ASA Connect

 View Only
  • 1.  Coefficient of Determination

    Posted 11-30-2017 16:20
    I've been reading the Wikipedia entry for the Coefficient of Determination (CoD) and am dumfounded by the amount of misinformation in that page. My reading led me to a bunch of other statistics and machine learning blogs and sites containing similar errors. First of all, the Wikipedia article equates R^2 with the CoD, without realizing that these two statistics have different interpretations and computational formulas depending on the type of model. Only in the context of certain OLS models are they equal. 

    The CoD was introduced almost 100 years ago, not long after the multiple correlation coefficient was so named. Both were explained in terms of an OLS linear model. Applying the 1 - SSR/SST formula in the case of nonlinear least squares or certain machine learning models, however, can lead to negative values for R^2. Wikipedia explains this circumstance as follows: "Important cases where the computational definition of R^2 can yield negative values, depending on the definition used, arise where the predictions that are being compared to the corresponding outcomes have not been derived from a model-fitting procedure using those data, and where linear regression is conducted without including an intercept." I have no idea what that sentence means.

    I got on to this topic because I now work in a machine learning company (H2O) where users frequently ask, "How can R^2 be negative when it's the square of something?" (I got the same question when my SYSTAT users ran nonlinear regression models.) My answer to their reasonable question is that the software is using the wrong formula. Instead of the "proportion of variance" formula, the software should be correlating observed and predicted values and then squaring that correlation. This latter calculation generalizes beautifully to the results of many nonlinear models, GLMs, random forests, etc. But the interpretation of the value in these cases should not be made in terms of proportion of variance accounted for by the model. That works only for OLS linear models.

    The problem is not only with negative values. Some nonlinear regression programs print ridiculously large R^2 values and then try to adjust them or explain that they are not useful in the context of nonlinear models. It's not that their R^2 values are not useful; they're wrong.
..............................
Brief a - Reproduce the forum post on the coefficient of determination word for word.
..............................
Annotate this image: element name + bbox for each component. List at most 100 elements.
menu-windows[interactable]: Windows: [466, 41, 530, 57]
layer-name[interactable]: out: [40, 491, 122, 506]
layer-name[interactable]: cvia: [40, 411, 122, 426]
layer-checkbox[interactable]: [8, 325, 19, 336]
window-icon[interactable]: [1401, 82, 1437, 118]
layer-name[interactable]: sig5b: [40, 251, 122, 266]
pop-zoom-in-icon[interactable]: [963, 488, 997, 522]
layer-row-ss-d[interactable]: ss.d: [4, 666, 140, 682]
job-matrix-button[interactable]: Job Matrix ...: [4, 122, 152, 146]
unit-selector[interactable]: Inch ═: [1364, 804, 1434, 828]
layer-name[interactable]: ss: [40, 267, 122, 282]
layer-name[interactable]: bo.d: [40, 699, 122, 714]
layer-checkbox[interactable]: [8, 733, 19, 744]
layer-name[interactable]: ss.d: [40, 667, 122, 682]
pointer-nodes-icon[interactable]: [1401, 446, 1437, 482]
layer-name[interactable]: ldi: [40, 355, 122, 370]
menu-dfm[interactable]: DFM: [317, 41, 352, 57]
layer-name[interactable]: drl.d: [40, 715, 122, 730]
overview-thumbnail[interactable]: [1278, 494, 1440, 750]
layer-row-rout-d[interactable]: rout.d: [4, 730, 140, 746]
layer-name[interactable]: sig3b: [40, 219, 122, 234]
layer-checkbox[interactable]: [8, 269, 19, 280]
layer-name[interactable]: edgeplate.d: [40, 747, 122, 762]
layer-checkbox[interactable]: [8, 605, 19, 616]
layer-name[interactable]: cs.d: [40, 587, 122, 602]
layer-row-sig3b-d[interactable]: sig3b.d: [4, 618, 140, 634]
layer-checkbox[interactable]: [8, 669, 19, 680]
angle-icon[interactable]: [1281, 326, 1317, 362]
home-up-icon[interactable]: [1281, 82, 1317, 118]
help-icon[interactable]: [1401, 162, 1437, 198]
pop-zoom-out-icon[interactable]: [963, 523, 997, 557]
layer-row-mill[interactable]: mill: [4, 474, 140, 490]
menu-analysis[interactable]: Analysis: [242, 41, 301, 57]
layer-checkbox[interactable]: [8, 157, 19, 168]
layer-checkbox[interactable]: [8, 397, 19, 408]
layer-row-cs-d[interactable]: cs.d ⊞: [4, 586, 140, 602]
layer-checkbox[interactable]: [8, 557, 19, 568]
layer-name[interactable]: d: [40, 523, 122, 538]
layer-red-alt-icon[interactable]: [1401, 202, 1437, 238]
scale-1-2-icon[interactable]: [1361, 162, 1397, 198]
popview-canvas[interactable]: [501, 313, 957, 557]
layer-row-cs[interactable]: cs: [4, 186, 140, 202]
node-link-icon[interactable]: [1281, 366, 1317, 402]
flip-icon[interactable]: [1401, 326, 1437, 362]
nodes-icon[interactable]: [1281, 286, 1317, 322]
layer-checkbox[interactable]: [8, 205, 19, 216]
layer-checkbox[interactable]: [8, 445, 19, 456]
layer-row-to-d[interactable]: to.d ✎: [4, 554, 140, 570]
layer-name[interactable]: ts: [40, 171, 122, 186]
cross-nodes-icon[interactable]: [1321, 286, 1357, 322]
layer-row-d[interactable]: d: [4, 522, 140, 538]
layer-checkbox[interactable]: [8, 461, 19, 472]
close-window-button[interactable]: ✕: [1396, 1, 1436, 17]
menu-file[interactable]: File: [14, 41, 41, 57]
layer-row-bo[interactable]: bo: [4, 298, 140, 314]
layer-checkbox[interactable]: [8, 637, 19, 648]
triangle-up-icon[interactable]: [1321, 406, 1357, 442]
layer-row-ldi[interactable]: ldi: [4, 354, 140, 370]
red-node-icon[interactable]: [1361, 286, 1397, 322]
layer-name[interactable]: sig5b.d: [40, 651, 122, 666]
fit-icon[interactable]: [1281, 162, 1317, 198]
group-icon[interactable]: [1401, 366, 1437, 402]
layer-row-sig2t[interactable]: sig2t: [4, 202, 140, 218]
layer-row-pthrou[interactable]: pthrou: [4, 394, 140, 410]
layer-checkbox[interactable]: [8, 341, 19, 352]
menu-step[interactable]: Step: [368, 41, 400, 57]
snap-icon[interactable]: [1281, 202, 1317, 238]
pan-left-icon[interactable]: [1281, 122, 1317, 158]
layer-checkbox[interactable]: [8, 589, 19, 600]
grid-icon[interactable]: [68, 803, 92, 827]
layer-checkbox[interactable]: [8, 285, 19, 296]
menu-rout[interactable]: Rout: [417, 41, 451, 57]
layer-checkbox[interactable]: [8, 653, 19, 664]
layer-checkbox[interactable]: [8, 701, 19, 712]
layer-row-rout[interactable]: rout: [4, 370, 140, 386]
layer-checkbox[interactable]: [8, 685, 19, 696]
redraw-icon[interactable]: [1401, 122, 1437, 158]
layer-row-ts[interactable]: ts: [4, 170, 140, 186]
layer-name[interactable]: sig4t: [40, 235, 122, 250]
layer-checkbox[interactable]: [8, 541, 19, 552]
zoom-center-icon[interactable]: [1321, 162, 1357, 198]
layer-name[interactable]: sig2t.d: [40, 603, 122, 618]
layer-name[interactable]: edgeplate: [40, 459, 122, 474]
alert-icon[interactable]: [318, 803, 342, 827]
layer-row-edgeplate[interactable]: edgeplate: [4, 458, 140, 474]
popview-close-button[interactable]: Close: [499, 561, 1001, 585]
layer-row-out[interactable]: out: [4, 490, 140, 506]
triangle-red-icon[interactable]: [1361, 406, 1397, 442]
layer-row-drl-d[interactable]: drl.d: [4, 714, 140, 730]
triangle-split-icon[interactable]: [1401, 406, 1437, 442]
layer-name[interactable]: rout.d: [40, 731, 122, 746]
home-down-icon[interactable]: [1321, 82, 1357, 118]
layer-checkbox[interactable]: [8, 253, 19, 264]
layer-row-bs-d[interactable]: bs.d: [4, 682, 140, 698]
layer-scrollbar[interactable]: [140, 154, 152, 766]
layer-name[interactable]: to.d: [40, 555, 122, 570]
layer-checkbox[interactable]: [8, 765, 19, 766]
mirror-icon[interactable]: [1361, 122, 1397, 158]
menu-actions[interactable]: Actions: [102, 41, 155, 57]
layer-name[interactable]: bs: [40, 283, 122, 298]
..............................
Brief b - Rewrite the records from their first line through the line containing "layer-name[interactable]: bo.d: [40, 699, 122, 714]", inclusive, as a Markdown table with the columns Row and Line, skipping blank lines.

Expected answer a -
ASA Connect

 View Only
  • 1.  Coefficient of Determination

    Posted 11-30-2017 16:20
    I've been reading the Wikipedia entry for the Coefficient of Determination (CoD) and am dumfounded by the amount of misinformation in that page. My reading led me to a bunch of other statistics and machine learning blogs and sites containing similar errors. First of all, the Wikipedia article equates R^2 with the CoD, without realizing that these two statistics have different interpretations and computational formulas depending on the type of model. Only in the context of certain OLS models are they equal. 

    The CoD was introduced almost 100 years ago, not long after the multiple correlation coefficient was so named. Both were explained in terms of an OLS linear model. Applying the 1 - SSR/SST formula in the case of nonlinear least squares or certain machine learning models, however, can lead to negative values for R^2. Wikipedia explains this circumstance as follows: "Important cases where the computational definition of R^2 can yield negative values, depending on the definition used, arise where the predictions that are being compared to the corresponding outcomes have not been derived from a model-fitting procedure using those data, and where linear regression is conducted without including an intercept." I have no idea what that sentence means.

    I got on to this topic because I now work in a machine learning company (H2O) where users frequently ask, "How can R^2 be negative when it's the square of something?" (I got the same question when my SYSTAT users ran nonlinear regression models.) My answer to their reasonable question is that the software is using the wrong formula. Instead of the "proportion of variance" formula, the software should be correlating observed and predicted values and then squaring that correlation. This latter calculation generalizes beautifully to the results of many nonlinear models, GLMs, random forests, etc. But the interpretation of the value in these cases should not be made in terms of proportion of variance accounted for by the model. That works only for OLS linear models.

    The problem is not only with negative values. Some nonlinear regression programs print ridiculously large R^2 values and then try to adjust them or explain that they are not useful in the context of nonlinear models. It's not that their R^2 values are not useful; they're wrong.

Expected answer b -
| Row | Line |
|---|---|
| 1 | Annotate this image: element name + bbox for each component. List at most 100 elements. |
| 2 | menu-windows[interactable]: Windows: [466, 41, 530, 57] |
| 3 | layer-name[interactable]: out: [40, 491, 122, 506] |
| 4 | layer-name[interactable]: cvia: [40, 411, 122, 426] |
| 5 | layer-checkbox[interactable]: [8, 325, 19, 336] |
| 6 | window-icon[interactable]: [1401, 82, 1437, 118] |
| 7 | layer-name[interactable]: sig5b: [40, 251, 122, 266] |
| 8 | pop-zoom-in-icon[interactable]: [963, 488, 997, 522] |
| 9 | layer-row-ss-d[interactable]: ss.d: [4, 666, 140, 682] |
| 10 | job-matrix-button[interactable]: Job Matrix ...: [4, 122, 152, 146] |
| 11 | unit-selector[interactable]: Inch ═: [1364, 804, 1434, 828] |
| 12 | layer-name[interactable]: ss: [40, 267, 122, 282] |
| 13 | layer-name[interactable]: bo.d: [40, 699, 122, 714] |